■ **THE DATA**:
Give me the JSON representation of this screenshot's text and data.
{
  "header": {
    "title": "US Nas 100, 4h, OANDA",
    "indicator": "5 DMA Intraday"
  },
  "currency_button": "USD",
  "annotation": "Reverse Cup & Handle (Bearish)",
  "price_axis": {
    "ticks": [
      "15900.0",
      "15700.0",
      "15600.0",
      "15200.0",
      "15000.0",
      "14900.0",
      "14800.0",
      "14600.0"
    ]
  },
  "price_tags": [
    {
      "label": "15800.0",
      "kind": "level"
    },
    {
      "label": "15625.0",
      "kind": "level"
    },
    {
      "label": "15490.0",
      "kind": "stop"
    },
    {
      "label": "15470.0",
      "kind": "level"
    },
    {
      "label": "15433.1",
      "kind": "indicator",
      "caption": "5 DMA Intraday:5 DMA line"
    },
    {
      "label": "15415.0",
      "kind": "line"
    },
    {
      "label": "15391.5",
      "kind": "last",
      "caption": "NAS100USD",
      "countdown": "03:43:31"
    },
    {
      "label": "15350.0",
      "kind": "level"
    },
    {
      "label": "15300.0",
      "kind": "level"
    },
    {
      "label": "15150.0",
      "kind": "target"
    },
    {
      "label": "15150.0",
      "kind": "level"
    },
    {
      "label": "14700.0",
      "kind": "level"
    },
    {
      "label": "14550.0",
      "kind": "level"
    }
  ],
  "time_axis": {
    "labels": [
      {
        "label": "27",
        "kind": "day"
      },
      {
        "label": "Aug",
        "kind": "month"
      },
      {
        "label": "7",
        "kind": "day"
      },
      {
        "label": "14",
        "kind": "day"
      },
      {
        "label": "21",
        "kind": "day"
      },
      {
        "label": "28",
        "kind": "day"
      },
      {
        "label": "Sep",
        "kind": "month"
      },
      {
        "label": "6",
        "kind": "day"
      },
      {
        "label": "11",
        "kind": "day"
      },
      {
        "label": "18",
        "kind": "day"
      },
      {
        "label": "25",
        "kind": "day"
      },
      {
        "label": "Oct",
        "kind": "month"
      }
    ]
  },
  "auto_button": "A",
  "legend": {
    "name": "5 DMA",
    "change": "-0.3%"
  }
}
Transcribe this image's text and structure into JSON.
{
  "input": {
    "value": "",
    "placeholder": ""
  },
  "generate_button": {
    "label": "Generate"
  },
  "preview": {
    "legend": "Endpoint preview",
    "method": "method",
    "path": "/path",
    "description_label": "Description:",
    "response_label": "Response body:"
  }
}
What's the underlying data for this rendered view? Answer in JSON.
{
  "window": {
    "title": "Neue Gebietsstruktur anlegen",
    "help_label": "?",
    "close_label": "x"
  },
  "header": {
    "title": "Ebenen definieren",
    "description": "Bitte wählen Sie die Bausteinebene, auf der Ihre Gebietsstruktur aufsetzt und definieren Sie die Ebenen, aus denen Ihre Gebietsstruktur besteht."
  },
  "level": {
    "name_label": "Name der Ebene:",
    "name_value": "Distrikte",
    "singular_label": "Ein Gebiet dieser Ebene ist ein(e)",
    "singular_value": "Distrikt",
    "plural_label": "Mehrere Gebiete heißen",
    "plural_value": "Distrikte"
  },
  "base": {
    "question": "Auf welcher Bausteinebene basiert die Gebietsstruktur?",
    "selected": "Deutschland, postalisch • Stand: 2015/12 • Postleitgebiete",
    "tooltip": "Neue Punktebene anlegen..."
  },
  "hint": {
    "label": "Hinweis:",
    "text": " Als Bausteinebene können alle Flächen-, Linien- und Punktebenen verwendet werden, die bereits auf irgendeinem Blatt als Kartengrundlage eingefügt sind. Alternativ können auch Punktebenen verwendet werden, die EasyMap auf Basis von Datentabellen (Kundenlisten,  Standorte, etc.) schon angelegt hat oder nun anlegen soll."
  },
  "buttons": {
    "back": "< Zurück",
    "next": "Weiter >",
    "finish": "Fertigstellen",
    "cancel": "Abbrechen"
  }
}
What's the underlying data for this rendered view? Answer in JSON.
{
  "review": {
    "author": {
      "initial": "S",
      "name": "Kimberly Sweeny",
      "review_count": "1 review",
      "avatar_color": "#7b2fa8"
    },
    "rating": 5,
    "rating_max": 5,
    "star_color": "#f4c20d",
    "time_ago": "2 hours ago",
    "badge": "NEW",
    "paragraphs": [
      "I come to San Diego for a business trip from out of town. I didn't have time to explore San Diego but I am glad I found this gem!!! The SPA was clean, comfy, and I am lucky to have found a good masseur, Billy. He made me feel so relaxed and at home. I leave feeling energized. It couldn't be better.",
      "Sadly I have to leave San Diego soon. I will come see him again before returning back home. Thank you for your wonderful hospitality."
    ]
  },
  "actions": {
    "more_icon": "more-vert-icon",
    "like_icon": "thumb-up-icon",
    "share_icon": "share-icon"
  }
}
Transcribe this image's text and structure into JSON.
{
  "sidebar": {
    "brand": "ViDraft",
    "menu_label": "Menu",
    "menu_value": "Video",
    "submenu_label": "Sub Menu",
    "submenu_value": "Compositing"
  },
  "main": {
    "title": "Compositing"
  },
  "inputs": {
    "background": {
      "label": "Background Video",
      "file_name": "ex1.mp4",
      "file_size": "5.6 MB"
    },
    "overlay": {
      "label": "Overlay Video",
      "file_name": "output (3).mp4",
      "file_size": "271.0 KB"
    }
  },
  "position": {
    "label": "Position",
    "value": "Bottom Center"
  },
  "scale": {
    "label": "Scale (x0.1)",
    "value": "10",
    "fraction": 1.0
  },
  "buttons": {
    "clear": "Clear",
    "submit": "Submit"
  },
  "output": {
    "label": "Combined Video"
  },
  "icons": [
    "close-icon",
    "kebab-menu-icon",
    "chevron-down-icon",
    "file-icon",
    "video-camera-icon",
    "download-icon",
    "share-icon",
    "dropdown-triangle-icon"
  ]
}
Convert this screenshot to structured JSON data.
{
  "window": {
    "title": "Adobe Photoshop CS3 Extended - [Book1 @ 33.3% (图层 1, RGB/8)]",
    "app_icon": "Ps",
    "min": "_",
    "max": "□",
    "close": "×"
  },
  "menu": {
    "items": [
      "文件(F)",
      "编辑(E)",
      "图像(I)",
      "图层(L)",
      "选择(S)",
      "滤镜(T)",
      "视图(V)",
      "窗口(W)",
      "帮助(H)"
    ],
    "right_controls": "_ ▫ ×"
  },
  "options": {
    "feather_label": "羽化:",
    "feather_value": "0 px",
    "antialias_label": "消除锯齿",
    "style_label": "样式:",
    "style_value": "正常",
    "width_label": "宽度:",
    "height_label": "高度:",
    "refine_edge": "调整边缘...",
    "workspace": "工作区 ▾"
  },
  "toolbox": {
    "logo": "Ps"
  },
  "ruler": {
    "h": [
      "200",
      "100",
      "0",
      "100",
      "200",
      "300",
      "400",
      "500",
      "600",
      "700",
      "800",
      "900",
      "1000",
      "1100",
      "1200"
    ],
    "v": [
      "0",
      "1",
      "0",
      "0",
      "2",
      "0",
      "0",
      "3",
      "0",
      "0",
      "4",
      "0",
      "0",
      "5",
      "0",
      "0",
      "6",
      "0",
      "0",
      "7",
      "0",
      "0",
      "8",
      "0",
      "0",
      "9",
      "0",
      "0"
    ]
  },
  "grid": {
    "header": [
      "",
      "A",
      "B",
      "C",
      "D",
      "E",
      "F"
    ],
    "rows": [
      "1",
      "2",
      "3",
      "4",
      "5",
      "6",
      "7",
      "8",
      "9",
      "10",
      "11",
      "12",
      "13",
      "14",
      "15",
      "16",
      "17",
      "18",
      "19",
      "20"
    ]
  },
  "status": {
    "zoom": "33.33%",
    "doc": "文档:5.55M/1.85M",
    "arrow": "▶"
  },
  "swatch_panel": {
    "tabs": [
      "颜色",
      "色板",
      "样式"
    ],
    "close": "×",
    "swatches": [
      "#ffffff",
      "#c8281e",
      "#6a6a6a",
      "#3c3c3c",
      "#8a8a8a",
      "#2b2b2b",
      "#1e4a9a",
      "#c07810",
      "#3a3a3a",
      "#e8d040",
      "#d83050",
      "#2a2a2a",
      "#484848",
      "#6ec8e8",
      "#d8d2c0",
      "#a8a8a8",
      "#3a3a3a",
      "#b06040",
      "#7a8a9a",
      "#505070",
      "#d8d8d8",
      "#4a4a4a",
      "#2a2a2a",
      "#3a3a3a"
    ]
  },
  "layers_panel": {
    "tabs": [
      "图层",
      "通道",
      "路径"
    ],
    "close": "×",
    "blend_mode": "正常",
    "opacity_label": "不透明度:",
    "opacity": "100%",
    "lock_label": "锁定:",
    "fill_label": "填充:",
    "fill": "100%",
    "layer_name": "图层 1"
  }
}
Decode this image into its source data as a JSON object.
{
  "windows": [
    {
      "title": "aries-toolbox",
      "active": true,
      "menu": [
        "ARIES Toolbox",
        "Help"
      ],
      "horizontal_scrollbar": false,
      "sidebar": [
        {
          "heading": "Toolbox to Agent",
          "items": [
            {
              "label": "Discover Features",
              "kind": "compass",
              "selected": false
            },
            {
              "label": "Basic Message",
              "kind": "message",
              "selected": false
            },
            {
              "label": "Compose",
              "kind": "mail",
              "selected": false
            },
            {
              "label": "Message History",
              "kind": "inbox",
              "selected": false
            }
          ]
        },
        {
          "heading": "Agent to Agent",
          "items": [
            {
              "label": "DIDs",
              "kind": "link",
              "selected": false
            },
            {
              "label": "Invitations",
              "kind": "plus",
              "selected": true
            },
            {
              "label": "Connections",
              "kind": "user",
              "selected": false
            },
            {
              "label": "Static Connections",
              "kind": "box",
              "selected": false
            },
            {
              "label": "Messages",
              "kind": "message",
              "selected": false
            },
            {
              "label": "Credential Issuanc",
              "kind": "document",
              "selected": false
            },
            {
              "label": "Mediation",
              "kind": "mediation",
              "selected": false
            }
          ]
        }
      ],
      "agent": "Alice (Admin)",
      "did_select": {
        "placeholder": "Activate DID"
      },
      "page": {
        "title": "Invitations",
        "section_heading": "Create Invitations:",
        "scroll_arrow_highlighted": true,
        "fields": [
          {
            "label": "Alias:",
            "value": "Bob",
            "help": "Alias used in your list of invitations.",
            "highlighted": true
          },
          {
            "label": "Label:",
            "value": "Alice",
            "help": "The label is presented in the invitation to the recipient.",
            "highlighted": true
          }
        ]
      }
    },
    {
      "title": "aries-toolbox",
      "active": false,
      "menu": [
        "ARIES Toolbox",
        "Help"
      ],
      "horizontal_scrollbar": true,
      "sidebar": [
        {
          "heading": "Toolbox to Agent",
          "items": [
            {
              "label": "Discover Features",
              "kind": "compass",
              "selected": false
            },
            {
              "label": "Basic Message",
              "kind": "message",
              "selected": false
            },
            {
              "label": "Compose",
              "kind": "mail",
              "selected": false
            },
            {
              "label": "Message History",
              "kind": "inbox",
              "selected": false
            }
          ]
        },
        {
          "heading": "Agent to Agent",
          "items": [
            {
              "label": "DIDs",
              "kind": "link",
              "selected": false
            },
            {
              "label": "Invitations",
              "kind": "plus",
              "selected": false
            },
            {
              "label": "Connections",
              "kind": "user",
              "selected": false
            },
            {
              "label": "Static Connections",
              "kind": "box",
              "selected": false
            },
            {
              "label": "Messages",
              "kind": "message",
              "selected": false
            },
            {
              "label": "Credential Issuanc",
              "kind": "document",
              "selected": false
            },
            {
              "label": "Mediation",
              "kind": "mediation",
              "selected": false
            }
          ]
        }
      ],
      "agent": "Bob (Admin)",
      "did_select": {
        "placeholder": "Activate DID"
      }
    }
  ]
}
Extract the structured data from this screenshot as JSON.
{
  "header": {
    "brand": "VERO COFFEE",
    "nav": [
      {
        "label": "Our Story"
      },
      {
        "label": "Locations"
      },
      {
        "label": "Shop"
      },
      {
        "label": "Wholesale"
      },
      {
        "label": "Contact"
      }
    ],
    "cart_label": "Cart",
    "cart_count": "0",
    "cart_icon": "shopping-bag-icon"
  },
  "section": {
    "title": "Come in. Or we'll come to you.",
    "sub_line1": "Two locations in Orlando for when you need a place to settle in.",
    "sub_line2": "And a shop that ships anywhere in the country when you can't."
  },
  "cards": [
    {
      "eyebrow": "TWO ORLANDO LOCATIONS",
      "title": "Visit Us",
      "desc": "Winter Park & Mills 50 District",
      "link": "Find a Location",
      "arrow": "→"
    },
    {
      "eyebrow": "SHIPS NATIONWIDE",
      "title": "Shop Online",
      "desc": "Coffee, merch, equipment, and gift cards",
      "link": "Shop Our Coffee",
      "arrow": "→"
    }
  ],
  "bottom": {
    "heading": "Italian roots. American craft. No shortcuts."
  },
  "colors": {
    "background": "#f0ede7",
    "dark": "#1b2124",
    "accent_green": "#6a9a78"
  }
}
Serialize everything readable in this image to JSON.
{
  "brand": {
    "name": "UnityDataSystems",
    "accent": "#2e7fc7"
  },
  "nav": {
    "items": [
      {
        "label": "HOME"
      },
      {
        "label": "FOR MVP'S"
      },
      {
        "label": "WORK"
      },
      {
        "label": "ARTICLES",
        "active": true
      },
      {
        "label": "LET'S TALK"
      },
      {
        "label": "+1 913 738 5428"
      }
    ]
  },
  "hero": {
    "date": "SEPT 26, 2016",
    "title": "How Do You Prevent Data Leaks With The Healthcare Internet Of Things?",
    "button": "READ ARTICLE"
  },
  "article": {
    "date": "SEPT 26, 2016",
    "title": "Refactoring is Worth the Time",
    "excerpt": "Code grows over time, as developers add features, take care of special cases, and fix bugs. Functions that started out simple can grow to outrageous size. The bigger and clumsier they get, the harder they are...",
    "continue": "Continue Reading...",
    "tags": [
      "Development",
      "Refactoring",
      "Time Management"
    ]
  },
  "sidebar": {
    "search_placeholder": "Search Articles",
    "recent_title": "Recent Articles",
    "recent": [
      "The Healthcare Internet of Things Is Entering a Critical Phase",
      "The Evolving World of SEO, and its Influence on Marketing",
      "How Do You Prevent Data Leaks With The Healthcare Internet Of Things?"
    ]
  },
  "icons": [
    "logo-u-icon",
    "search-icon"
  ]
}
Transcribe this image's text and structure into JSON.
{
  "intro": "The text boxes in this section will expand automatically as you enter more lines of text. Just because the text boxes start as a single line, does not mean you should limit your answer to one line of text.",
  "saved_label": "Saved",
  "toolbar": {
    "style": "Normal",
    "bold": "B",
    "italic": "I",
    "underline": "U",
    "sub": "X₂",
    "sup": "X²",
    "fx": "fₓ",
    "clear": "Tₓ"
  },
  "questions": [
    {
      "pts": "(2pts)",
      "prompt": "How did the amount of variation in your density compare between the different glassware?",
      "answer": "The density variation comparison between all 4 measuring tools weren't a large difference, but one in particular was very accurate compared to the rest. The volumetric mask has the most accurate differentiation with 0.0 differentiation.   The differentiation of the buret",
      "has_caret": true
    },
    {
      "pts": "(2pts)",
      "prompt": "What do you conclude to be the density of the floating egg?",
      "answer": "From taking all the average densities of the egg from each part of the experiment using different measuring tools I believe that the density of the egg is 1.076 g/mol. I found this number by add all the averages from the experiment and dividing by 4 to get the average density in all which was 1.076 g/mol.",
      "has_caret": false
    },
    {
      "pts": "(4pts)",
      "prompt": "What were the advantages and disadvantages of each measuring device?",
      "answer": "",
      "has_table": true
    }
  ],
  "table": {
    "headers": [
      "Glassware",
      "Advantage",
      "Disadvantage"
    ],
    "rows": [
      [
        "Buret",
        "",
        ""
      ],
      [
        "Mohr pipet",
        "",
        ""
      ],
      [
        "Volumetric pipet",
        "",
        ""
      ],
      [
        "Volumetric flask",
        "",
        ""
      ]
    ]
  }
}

■ **PROBLEM REQUIREMENTS**:
State how many lines of the listing include the word "Things". Reply with the number alone.

■ **FINISHED EXERCISE**:
3